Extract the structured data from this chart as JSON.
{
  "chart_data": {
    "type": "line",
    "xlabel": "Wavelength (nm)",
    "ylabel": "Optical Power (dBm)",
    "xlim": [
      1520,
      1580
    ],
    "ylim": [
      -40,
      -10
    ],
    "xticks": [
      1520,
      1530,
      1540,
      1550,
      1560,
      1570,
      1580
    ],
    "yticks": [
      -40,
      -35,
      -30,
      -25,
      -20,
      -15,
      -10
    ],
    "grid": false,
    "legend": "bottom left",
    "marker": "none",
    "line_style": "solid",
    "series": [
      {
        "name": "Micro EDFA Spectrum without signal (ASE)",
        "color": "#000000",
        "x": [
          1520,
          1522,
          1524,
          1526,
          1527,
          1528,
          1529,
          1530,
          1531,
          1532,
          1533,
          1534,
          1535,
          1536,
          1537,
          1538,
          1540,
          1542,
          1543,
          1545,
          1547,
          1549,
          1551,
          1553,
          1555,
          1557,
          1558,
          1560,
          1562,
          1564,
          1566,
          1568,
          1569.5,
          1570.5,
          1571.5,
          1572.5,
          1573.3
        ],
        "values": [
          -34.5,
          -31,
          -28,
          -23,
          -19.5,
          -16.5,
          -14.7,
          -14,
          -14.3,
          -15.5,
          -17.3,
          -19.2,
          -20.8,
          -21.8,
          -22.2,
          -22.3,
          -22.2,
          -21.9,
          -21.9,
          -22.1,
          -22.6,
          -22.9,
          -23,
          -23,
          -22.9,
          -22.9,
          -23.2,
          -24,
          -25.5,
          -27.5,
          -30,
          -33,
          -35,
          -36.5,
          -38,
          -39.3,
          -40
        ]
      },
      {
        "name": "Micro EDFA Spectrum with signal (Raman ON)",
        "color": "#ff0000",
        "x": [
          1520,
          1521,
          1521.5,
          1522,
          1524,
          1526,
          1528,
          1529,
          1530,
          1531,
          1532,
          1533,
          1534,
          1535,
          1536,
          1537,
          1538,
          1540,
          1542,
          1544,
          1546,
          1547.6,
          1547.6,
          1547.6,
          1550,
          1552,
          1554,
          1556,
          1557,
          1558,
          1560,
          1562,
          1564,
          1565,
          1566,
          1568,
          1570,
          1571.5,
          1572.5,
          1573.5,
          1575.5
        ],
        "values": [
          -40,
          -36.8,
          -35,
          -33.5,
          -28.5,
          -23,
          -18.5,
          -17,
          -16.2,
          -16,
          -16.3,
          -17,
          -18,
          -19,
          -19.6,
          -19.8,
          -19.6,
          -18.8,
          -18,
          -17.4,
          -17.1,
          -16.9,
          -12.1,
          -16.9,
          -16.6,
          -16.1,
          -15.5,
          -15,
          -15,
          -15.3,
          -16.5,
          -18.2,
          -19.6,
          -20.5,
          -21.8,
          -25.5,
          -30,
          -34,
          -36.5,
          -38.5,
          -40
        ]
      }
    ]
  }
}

▶ _Task prompt_:
Find out how many lines in the listing contain the string "EDFA". Give the number alone.

▶ _Complete response_:
2